◆ **TASK GOAL**: Each line below must be set down exactly; omit any image you find.

◆ **DATA RECORDS**:
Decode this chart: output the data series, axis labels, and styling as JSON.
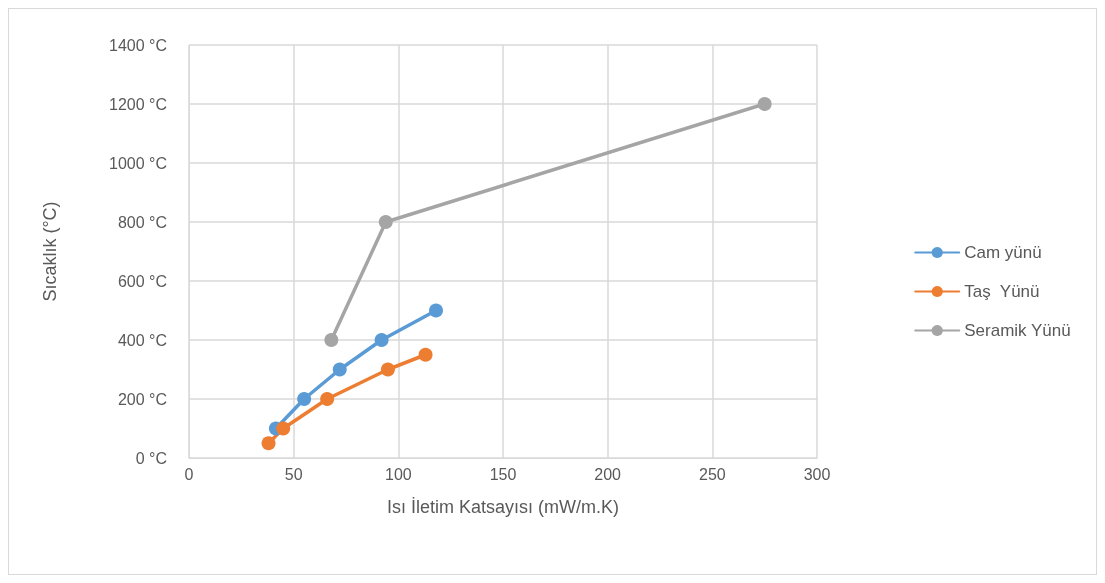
{
  "chart_data": {
    "type": "line",
    "xlabel": "Isı İletim Katsayısı (mW/m.K)",
    "ylabel": "Sıcaklık (°C)",
    "xlim": [
      0,
      300
    ],
    "xticks": [
      0,
      50,
      100,
      150,
      200,
      250,
      300
    ],
    "ylim": [
      0,
      1400
    ],
    "yticks": [
      {
        "value": 0,
        "label": "0 °C"
      },
      {
        "value": 200,
        "label": "200 °C"
      },
      {
        "value": 400,
        "label": "400 °C"
      },
      {
        "value": 600,
        "label": "600 °C"
      },
      {
        "value": 800,
        "label": "800 °C"
      },
      {
        "value": 1000,
        "label": "1000 °C"
      },
      {
        "value": 1200,
        "label": "1200 °C"
      },
      {
        "value": 1400,
        "label": "1400 °C"
      }
    ],
    "grid": true,
    "legend": "right",
    "marker": "circle",
    "line_style": "solid",
    "series": [
      {
        "name": "Cam yünü",
        "color": "#5b9bd5",
        "x": [
          41.5,
          55,
          72,
          92,
          118
        ],
        "values": [
          100,
          200,
          300,
          400,
          500
        ]
      },
      {
        "name": "Taş  Yünü",
        "color": "#ed7d31",
        "x": [
          38,
          45,
          66,
          95,
          113
        ],
        "values": [
          50,
          100,
          200,
          300,
          350
        ]
      },
      {
        "name": "Seramik Yünü",
        "color": "#a5a5a5",
        "x": [
          68,
          94,
          275
        ],
        "values": [
          400,
          800,
          1200
        ]
      }
    ]
  }
}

◆ **SOLUTION BELOW**:
Decode this chart: output the data series, axis labels, and styling as JSON.
{
  "chart_data": {
    "type": "line",
    "xlabel": "Isı İletim Katsayısı (mW/m.K)",
    "ylabel": "Sıcaklık (°C)",
    "xlim": [
      0,
      300
    ],
    "xticks": [
      0,
      50,
      100,
      150,
      200,
      250,
      300
    ],
    "ylim": [
      0,
      1400
    ],
    "yticks": [
      {
        "value": 0,
        "label": "0 °C"
      },
      {
        "value": 200,
        "label": "200 °C"
      },
      {
        "value": 400,
        "label": "400 °C"
      },
      {
        "value": 600,
        "label": "600 °C"
      },
      {
        "value": 800,
        "label": "800 °C"
      },
      {
        "value": 1000,
        "label": "1000 °C"
      },
      {
        "value": 1200,
        "label": "1200 °C"
      },
      {
        "value": 1400,
        "label": "1400 °C"
      }
    ],
    "grid": true,
    "legend": "right",
    "marker": "circle",
    "line_style": "solid",
    "series": [
      {
        "name": "Cam yünü",
        "color": "#5b9bd5",
        "x": [
          41.5,
          55,
          72,
          92,
          118
        ],
        "values": [
          100,
          200,
          300,
          400,
          500
        ]
      },
      {
        "name": "Taş  Yünü",
        "color": "#ed7d31",
        "x": [
          38,
          45,
          66,
          95,
          113
        ],
        "values": [
          50,
          100,
          200,
          300,
          350
        ]
      },
      {
        "name": "Seramik Yünü",
        "color": "#a5a5a5",
        "x": [
          68,
          94,
          275
        ],
        "values": [
          400,
          800,
          1200
        ]
      }
    ]
  }
}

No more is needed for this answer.